╭─ DATA LINES

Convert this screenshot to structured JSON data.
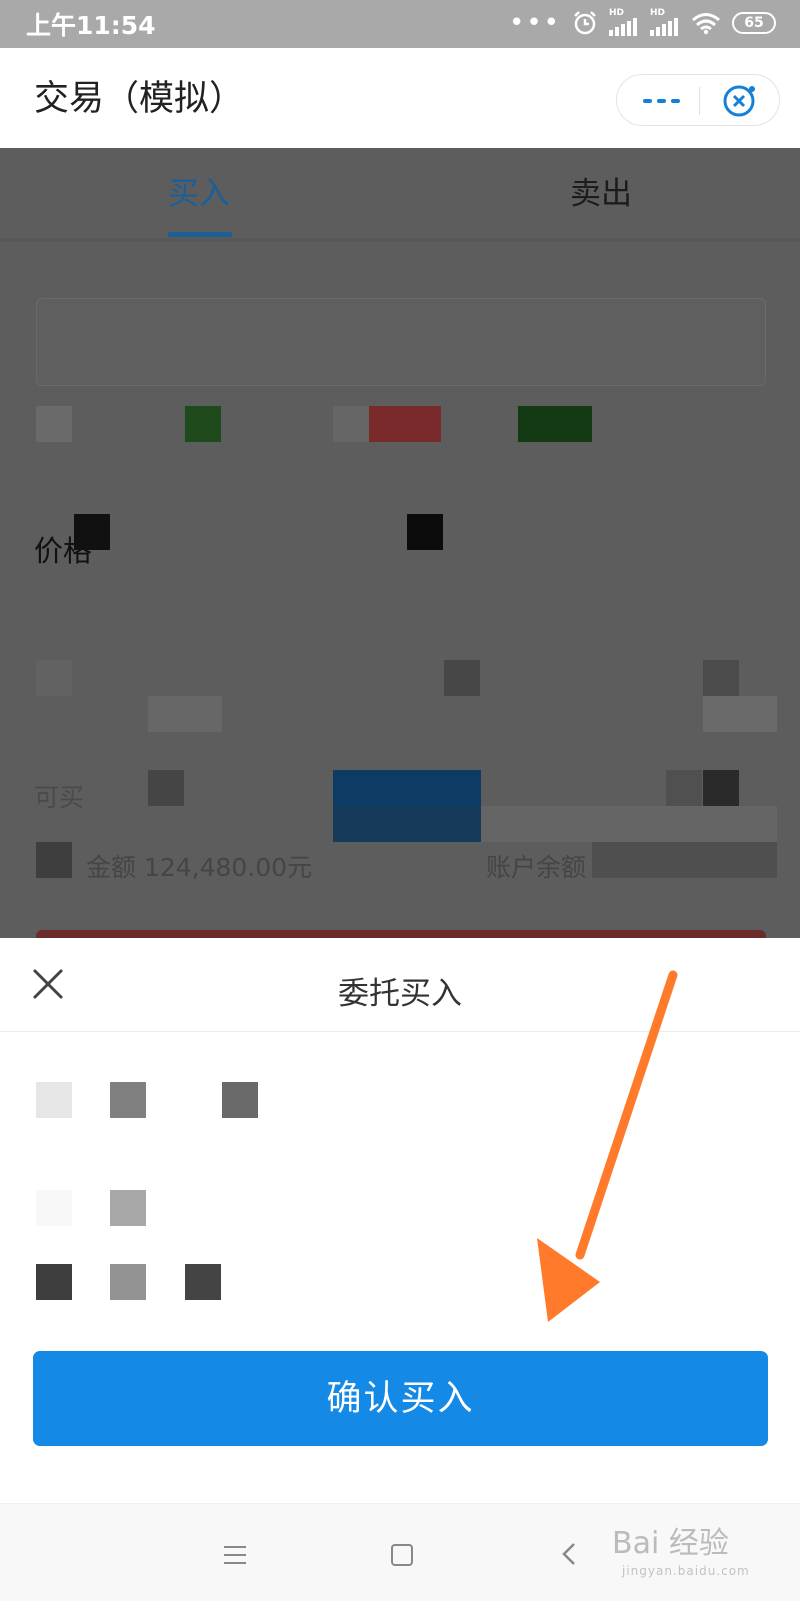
{
  "status_bar": {
    "time": "上午11:54",
    "dots": "•••",
    "signal1": "HD",
    "signal2": "HD",
    "battery": "65"
  },
  "header": {
    "title": "交易（模拟）",
    "more_icon": "more-icon",
    "close_icon": "close-mini-program-icon",
    "accent_color": "#1580d8"
  },
  "tabs": [
    {
      "label": "买入",
      "active": true
    },
    {
      "label": "卖出",
      "active": false
    }
  ],
  "form": {
    "price_label": "价格",
    "qty_label": "可买",
    "amount_text": "金额 124,480.00元",
    "balance_text": "账户余额"
  },
  "sheet": {
    "title": "委托买入",
    "confirm_label": "确认买入",
    "button_color": "#1489e6"
  },
  "watermark": {
    "main": "Bai 经验",
    "sub": "jingyan.baidu.com"
  },
  "annotation": {
    "arrow_color": "#ff7a2b"
  }
}
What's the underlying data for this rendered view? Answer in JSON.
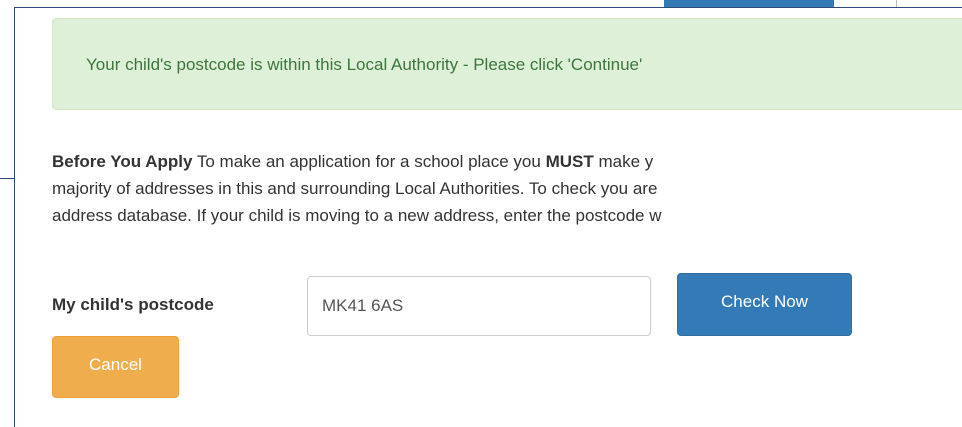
{
  "alert": {
    "message": "Your child's postcode is within this Local Authority - Please click 'Continue'"
  },
  "intro": {
    "line1_bold_a": "Before You Apply",
    "line1_text_a": " To make an application for a school place you ",
    "line1_bold_b": "MUST",
    "line1_text_b": " make y",
    "line2": "majority of addresses in this and surrounding Local Authorities. To check you are",
    "line3": "address database. If your child is moving to a new address, enter the postcode w"
  },
  "form": {
    "postcode_label": "My child's postcode",
    "postcode_value": "MK41 6AS",
    "check_button": "Check Now",
    "cancel_button": "Cancel"
  },
  "colors": {
    "alert_bg": "#dff0d8",
    "alert_text": "#3c763d",
    "primary": "#337ab7",
    "warning": "#f0ad4e",
    "frame_border": "#2e4a7a"
  }
}
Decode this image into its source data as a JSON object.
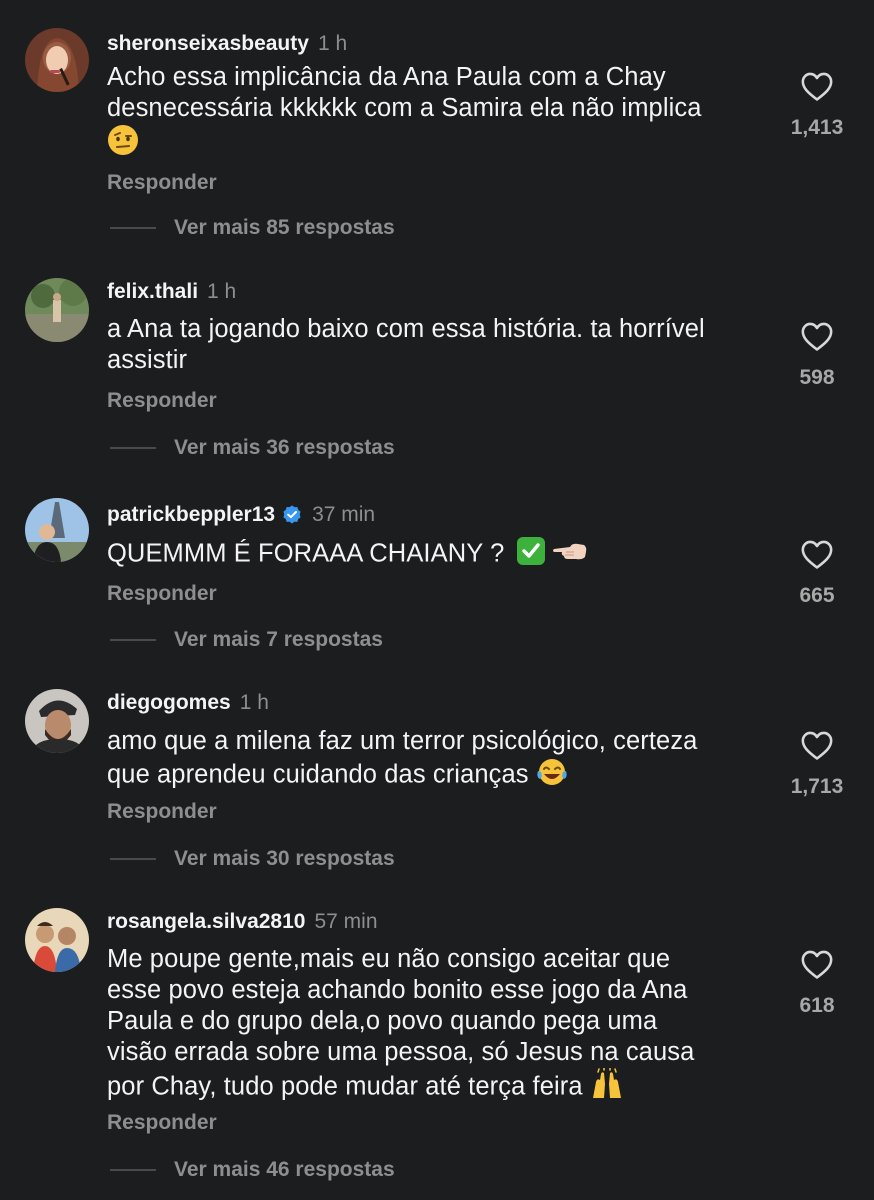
{
  "comments": [
    {
      "username": "sheronseixasbeauty",
      "time": "1 h",
      "lines": [
        "Acho essa implicância da Ana Paula com a Chay",
        "desnecessária kkkkkk com a Samira ela não implica",
        ""
      ],
      "emoji": "face-with-raised-eyebrow",
      "reply_label": "Responder",
      "more_label": "Ver mais 85 respostas",
      "likes": "1,413"
    },
    {
      "username": "felix.thali",
      "time": "1 h",
      "lines": [
        "a Ana ta jogando baixo com essa história.  ta horrível",
        "assistir"
      ],
      "reply_label": "Responder",
      "more_label": "Ver mais 36 respostas",
      "likes": "598"
    },
    {
      "username": "patrickbeppler13",
      "time": "37 min",
      "verified": true,
      "lines": [
        "QUEMMM É FORAAA CHAIANY ? "
      ],
      "emoji": "check-mark-button + backhand-index-pointing-left",
      "reply_label": "Responder",
      "more_label": "Ver mais 7 respostas",
      "likes": "665"
    },
    {
      "username": "diegogomes",
      "time": "1 h",
      "lines": [
        "amo que a milena faz um terror psicológico, certeza",
        "que aprendeu cuidando das crianças "
      ],
      "emoji": "face-with-tears-of-joy",
      "reply_label": "Responder",
      "more_label": "Ver mais 30 respostas",
      "likes": "1,713"
    },
    {
      "username": "rosangela.silva2810",
      "time": "57 min",
      "lines": [
        "Me poupe gente,mais eu não consigo aceitar que",
        "esse povo esteja achando bonito esse jogo da Ana",
        "Paula e do grupo dela,o povo quando pega uma",
        "visão errada sobre uma pessoa, só Jesus na causa",
        "por Chay, tudo pode mudar até terça feira "
      ],
      "emoji": "raising-hands",
      "reply_label": "Responder",
      "more_label": "Ver mais 46 respostas",
      "likes": "618"
    }
  ],
  "colors": {
    "background": "#1c1d1f",
    "text": "#f4f4f4",
    "muted": "#8e8e8e",
    "verified": "#3897f0"
  },
  "icons": {
    "like": "heart-outline-icon",
    "verified": "verified-badge-icon"
  }
}
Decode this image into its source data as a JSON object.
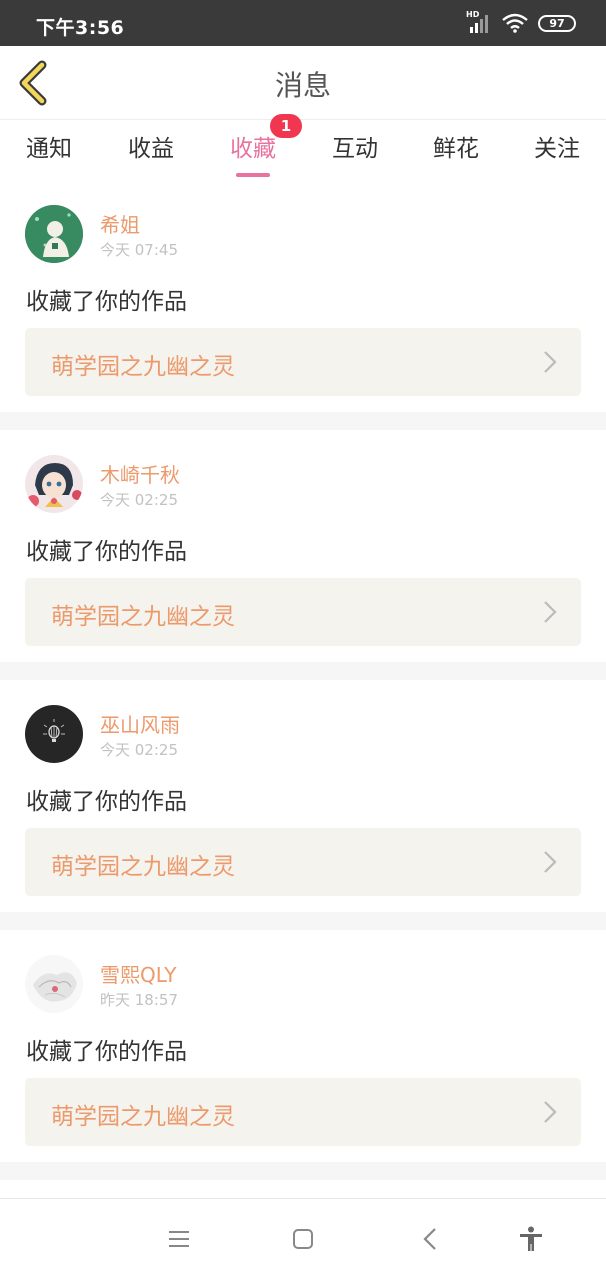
{
  "status_bar": {
    "time": "下午3:56",
    "network": "HD",
    "battery": "97"
  },
  "header": {
    "title": "消息"
  },
  "tabs": [
    {
      "label": "通知",
      "active": false
    },
    {
      "label": "收益",
      "active": false
    },
    {
      "label": "收藏",
      "active": true,
      "badge": "1"
    },
    {
      "label": "互动",
      "active": false
    },
    {
      "label": "鲜花",
      "active": false
    },
    {
      "label": "关注",
      "active": false
    }
  ],
  "messages": [
    {
      "username": "希姐",
      "time": "今天 07:45",
      "action": "收藏了你的作品",
      "work_title": "萌学园之九幽之灵",
      "avatar": "green-photo"
    },
    {
      "username": "木崎千秋",
      "time": "今天 02:25",
      "action": "收藏了你的作品",
      "work_title": "萌学园之九幽之灵",
      "avatar": "anime-girl"
    },
    {
      "username": "巫山风雨",
      "time": "今天 02:25",
      "action": "收藏了你的作品",
      "work_title": "萌学园之九幽之灵",
      "avatar": "dark-balloon"
    },
    {
      "username": "雪熙QLY",
      "time": "昨天 18:57",
      "action": "收藏了你的作品",
      "work_title": "萌学园之九幽之灵",
      "avatar": "white-sketch"
    }
  ],
  "colors": {
    "accent": "#e8739f",
    "name": "#ec9a6b",
    "badge": "#f0374f",
    "card_bg": "#f4f3ee"
  }
}
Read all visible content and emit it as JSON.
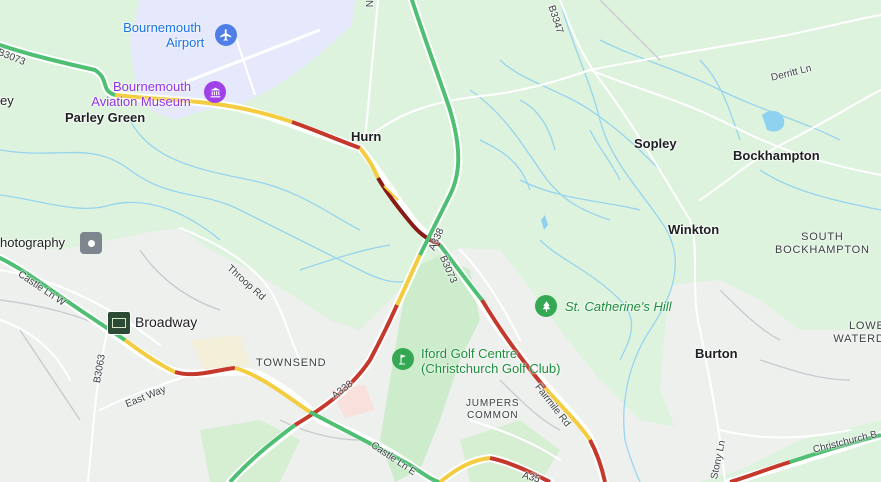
{
  "map": {
    "colors": {
      "rural": "#def3de",
      "urban": "#eef0ee",
      "airport": "#e6e9fb",
      "water": "#8fd1f0",
      "traffic_free": "#4fbf73",
      "traffic_slow": "#f3cd3f",
      "traffic_heavy": "#c5392c",
      "traffic_severe": "#8a1a15"
    },
    "places": {
      "bournemouth_airport": [
        "Bournemouth",
        "Airport"
      ],
      "aviation_museum": [
        "Bournemouth",
        "Aviation Museum"
      ],
      "parley_green": "Parley Green",
      "hurn": "Hurn",
      "sopley": "Sopley",
      "bockhampton": "Bockhampton",
      "winkton": "Winkton",
      "south_bockhampton": [
        "SOUTH",
        "BOCKHAMPTON"
      ],
      "burton": "Burton",
      "lower_waterditch": [
        "LOWE",
        "WATERD"
      ],
      "broadway": "Broadway",
      "townsend": "TOWNSEND",
      "jumpers_common": [
        "JUMPERS",
        "COMMON"
      ],
      "st_catherines_hill": "St. Catherine's Hill",
      "iford_golf": [
        "Iford Golf Centre",
        "(Christchurch Golf Club)"
      ],
      "photography": "hotography",
      "ey": "ey"
    },
    "roads": {
      "b3073_west": "B3073",
      "b3347": "B3347",
      "derritt_ln": "Derritt Ln",
      "throop_rd": "Throop Rd",
      "castle_ln_w": "Castle Ln W",
      "b3063": "B3063",
      "east_way": "East Way",
      "a338_north": "A338",
      "a338_south": "A338",
      "b3073_east": "B3073",
      "fairmile_rd": "Fairmile Rd",
      "castle_ln_e": "Castle Ln E",
      "a35": "A35",
      "stony_ln": "Stony Ln",
      "christchurch_bypass": "Christchurch B",
      "n_top": "N"
    },
    "icons": {
      "airport": "airport-icon",
      "museum": "museum-icon",
      "park": "tree-icon",
      "golf": "golf-icon",
      "photo": "camera-icon",
      "shop": "store-icon"
    }
  }
}
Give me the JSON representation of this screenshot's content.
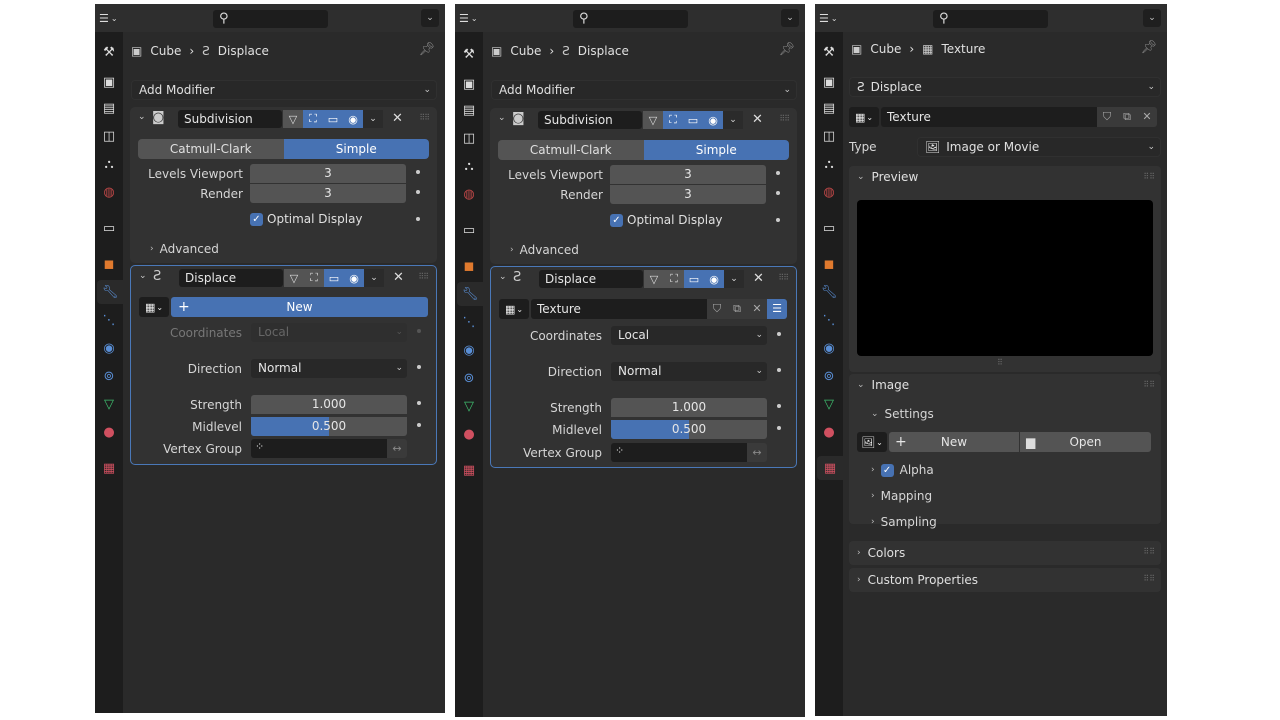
{
  "panels": [
    {
      "breadcrumb": {
        "object": "Cube",
        "item": "Displace"
      },
      "add_modifier": "Add Modifier",
      "modifiers": {
        "subdivision": {
          "name": "Subdivision",
          "mode_options": [
            "Catmull-Clark",
            "Simple"
          ],
          "mode_selected": "Simple",
          "levels_viewport_label": "Levels Viewport",
          "levels_viewport": "3",
          "render_label": "Render",
          "render": "3",
          "optimal_display_label": "Optimal Display",
          "optimal_display": true,
          "advanced_label": "Advanced"
        },
        "displace": {
          "name": "Displace",
          "texture_new_label": "New",
          "coordinates_label": "Coordinates",
          "coordinates": "Local",
          "direction_label": "Direction",
          "direction": "Normal",
          "strength_label": "Strength",
          "strength": "1.000",
          "midlevel_label": "Midlevel",
          "midlevel": "0.500",
          "midlevel_fraction": 0.5,
          "vertex_group_label": "Vertex Group",
          "vertex_group": ""
        }
      }
    },
    {
      "breadcrumb": {
        "object": "Cube",
        "item": "Displace"
      },
      "add_modifier": "Add Modifier",
      "modifiers": {
        "subdivision": {
          "name": "Subdivision",
          "mode_options": [
            "Catmull-Clark",
            "Simple"
          ],
          "mode_selected": "Simple",
          "levels_viewport_label": "Levels Viewport",
          "levels_viewport": "3",
          "render_label": "Render",
          "render": "3",
          "optimal_display_label": "Optimal Display",
          "optimal_display": true,
          "advanced_label": "Advanced"
        },
        "displace": {
          "name": "Displace",
          "texture_name": "Texture",
          "coordinates_label": "Coordinates",
          "coordinates": "Local",
          "direction_label": "Direction",
          "direction": "Normal",
          "strength_label": "Strength",
          "strength": "1.000",
          "midlevel_label": "Midlevel",
          "midlevel": "0.500",
          "midlevel_fraction": 0.5,
          "vertex_group_label": "Vertex Group",
          "vertex_group": ""
        }
      }
    },
    {
      "breadcrumb": {
        "object": "Cube",
        "item": "Texture"
      },
      "modifier_select": "Displace",
      "texture_name": "Texture",
      "type_label": "Type",
      "type_value": "Image or Movie",
      "sections": {
        "preview": "Preview",
        "image": "Image",
        "settings": "Settings",
        "new_label": "New",
        "open_label": "Open",
        "alpha_label": "Alpha",
        "alpha": true,
        "mapping": "Mapping",
        "sampling": "Sampling",
        "colors": "Colors",
        "custom_properties": "Custom Properties"
      }
    }
  ],
  "icons": {
    "tool": "🔧",
    "render": "📷",
    "output": "🖨",
    "view_layer": "🖼",
    "scene": "🎭",
    "world": "🌐",
    "collection": "🗃",
    "object": "■",
    "modifier": "🔧",
    "particles": "⋰",
    "physics": "◉",
    "constraints": "⊚",
    "data": "▽",
    "material": "●",
    "texture": "▦"
  },
  "colors": {
    "accent": "#4772b3",
    "panel_bg": "#2a2a2a",
    "tab_bg": "#1d1d1d"
  }
}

╰─

(DIRECTIONS):
In the entries above, identify every line with the string "verified".

(OUTPUT FOR THIS TASK):
      "verified": true,
    "verified": "#3897f0"
    "verified": "verified-badge-icon"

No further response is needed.